INSTRUCTIONS FOR THE TASK
Extract the lines of the entries starting at the first line and ending at the line that contains "page-title: Outer Low-Noise", both included, and reproduce them verbatim.

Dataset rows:
"""
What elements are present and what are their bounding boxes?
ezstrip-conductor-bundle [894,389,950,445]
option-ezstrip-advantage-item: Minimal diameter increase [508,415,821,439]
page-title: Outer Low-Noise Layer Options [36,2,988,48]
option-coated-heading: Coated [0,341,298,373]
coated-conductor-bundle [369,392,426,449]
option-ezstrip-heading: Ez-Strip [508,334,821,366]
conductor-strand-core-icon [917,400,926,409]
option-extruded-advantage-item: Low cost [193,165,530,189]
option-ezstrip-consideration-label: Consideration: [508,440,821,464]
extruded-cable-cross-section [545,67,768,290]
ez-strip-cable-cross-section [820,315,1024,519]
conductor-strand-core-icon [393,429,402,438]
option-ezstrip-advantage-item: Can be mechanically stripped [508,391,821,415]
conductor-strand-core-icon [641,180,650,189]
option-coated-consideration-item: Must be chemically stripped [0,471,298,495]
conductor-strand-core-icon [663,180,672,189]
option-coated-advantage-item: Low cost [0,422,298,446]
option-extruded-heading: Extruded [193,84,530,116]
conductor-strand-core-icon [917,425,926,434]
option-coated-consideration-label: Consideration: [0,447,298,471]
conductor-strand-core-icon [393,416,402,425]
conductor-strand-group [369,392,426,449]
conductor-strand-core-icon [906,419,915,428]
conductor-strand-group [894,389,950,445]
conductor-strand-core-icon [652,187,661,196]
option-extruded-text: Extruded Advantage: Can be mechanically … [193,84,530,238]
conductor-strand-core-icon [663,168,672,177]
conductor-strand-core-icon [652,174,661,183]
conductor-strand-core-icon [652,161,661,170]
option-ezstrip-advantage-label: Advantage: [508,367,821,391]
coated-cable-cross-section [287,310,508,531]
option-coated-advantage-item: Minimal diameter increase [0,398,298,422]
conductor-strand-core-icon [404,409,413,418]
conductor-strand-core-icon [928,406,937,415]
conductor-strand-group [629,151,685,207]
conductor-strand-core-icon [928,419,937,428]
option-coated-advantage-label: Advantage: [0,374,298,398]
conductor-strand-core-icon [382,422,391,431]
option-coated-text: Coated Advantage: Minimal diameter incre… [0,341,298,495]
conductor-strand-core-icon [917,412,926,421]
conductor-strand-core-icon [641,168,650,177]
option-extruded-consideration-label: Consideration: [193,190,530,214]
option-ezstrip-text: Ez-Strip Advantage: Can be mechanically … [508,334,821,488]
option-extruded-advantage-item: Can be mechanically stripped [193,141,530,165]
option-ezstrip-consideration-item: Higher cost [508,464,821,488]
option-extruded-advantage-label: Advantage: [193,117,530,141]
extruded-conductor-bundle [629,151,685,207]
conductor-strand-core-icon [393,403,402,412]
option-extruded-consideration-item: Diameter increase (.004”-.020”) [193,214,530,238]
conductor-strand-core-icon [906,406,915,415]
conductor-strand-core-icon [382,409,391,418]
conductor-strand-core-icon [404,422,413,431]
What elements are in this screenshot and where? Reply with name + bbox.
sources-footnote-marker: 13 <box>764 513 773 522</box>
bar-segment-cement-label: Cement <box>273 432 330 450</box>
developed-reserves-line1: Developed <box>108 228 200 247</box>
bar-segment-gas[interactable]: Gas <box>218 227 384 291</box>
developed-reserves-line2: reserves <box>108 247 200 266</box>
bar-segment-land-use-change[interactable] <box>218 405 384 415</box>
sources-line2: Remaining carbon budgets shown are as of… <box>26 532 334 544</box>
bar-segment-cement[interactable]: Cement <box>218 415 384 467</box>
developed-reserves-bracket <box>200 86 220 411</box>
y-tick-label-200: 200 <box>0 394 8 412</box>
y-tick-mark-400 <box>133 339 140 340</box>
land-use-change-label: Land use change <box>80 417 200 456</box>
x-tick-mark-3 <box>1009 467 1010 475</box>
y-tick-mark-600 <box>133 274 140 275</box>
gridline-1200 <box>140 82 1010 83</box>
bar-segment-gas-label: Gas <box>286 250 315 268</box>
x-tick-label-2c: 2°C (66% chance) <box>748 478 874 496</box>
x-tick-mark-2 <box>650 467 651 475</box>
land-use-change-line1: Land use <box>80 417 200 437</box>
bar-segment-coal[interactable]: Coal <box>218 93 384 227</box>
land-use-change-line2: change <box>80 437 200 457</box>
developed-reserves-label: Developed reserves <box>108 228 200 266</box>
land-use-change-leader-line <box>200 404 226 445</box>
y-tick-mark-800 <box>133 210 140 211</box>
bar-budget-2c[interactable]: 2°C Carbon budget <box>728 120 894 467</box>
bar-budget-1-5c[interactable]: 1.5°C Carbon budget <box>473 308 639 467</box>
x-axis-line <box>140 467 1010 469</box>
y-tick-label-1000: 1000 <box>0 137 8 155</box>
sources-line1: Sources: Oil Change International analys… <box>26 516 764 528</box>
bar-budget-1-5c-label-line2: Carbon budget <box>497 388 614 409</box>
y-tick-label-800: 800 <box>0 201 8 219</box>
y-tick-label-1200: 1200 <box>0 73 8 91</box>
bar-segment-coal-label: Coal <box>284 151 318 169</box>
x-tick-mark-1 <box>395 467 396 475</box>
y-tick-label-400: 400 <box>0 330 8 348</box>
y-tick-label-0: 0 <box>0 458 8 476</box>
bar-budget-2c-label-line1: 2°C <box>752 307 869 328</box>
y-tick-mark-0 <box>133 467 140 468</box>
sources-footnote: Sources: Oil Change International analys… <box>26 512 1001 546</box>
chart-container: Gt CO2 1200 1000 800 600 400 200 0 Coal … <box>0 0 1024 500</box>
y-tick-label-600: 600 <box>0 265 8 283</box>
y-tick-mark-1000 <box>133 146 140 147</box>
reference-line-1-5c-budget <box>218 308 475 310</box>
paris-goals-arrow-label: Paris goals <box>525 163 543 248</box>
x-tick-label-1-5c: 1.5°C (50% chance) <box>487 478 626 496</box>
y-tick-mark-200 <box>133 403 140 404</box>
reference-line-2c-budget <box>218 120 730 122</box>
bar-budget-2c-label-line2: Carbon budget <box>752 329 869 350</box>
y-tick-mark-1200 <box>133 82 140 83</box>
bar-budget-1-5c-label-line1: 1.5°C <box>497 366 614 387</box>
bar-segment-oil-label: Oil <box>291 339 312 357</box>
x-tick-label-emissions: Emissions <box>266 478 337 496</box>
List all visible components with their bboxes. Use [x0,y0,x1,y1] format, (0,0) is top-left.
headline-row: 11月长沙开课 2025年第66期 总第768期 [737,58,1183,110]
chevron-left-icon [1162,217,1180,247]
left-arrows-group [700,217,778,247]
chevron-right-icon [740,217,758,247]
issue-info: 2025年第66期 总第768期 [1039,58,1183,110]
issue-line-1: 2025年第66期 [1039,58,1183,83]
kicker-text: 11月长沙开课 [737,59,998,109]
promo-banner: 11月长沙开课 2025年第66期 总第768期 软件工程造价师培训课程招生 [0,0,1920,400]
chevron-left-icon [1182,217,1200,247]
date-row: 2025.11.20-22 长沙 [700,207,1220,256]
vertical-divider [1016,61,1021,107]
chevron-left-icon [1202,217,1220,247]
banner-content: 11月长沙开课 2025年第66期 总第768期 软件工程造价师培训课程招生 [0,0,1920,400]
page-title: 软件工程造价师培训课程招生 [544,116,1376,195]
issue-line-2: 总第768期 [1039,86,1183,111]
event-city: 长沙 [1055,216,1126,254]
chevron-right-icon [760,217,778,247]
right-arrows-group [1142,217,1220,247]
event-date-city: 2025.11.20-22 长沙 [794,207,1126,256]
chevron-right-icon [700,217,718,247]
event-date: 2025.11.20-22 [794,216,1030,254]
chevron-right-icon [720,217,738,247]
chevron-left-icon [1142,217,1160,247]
"""
EXERCISE RESPONSE
What elements are present and what are their bounding boxes?
ezstrip-conductor-bundle [894,389,950,445]
option-ezstrip-advantage-item: Minimal diameter increase [508,415,821,439]
page-title: Outer Low-Noise Layer Options [36,2,988,48]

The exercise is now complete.